:: Given records ::
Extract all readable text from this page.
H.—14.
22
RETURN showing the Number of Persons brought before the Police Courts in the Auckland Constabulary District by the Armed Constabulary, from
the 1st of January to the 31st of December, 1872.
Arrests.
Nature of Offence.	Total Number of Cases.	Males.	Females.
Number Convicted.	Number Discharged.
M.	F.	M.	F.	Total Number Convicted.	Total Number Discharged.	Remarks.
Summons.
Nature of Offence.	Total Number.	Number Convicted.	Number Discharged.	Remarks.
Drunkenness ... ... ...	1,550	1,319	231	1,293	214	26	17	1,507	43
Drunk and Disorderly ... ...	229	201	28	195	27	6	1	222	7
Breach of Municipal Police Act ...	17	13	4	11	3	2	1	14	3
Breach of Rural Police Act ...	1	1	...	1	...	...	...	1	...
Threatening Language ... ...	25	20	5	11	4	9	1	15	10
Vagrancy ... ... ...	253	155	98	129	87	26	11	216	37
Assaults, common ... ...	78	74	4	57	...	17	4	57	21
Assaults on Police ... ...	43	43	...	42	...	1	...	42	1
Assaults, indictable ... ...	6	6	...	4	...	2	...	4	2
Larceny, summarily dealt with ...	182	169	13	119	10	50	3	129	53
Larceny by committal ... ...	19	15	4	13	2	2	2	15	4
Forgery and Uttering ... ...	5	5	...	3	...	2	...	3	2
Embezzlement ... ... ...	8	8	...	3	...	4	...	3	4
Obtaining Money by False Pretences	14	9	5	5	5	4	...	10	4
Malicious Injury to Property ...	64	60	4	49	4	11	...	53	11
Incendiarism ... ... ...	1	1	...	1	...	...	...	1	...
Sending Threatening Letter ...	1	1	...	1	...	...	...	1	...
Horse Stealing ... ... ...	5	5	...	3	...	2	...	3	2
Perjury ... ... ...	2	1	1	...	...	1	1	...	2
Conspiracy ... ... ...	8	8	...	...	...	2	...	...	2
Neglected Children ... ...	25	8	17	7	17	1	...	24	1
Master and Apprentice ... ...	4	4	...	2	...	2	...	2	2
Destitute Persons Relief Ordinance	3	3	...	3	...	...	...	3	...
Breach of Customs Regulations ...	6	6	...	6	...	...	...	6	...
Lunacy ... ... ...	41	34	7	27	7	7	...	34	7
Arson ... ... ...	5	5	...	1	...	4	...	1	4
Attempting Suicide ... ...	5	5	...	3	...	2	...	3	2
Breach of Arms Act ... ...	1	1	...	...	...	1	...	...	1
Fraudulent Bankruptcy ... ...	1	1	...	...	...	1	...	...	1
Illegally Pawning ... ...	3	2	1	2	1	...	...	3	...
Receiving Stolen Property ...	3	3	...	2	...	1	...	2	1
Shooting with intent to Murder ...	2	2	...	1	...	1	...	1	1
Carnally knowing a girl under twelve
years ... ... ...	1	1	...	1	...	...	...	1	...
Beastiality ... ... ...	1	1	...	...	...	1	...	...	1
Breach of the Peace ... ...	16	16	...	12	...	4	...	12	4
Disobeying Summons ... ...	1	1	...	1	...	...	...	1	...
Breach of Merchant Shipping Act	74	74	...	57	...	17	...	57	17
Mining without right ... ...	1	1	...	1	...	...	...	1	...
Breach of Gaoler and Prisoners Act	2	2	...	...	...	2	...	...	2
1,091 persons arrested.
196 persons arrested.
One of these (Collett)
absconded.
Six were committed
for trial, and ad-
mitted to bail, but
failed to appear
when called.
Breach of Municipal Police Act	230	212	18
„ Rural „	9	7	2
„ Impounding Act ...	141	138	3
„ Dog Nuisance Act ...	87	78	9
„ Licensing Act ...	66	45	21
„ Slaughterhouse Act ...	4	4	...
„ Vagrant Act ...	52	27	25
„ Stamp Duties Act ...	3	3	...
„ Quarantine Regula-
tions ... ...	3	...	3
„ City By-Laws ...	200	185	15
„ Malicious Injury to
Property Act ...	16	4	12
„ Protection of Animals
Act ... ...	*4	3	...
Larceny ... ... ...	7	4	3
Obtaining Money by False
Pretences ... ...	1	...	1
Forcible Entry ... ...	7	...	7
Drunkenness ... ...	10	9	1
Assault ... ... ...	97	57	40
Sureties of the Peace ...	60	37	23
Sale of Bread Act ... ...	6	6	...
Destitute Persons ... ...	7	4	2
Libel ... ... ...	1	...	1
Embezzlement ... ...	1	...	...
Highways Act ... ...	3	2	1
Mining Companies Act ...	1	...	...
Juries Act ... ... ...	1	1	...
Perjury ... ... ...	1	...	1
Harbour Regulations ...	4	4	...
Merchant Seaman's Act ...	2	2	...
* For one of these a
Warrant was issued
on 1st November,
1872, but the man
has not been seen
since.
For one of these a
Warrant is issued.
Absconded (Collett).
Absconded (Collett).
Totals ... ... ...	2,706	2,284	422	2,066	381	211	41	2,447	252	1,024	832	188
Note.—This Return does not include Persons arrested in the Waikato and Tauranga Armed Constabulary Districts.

:: Your goal ::
Search the records above for "Embezzlement". Copy each line where it is found.

:: Written response ::
Embezzlement ... ... ...	8	8	...	3	...	4	...	3	4
Embezzlement ... ...	1	...	...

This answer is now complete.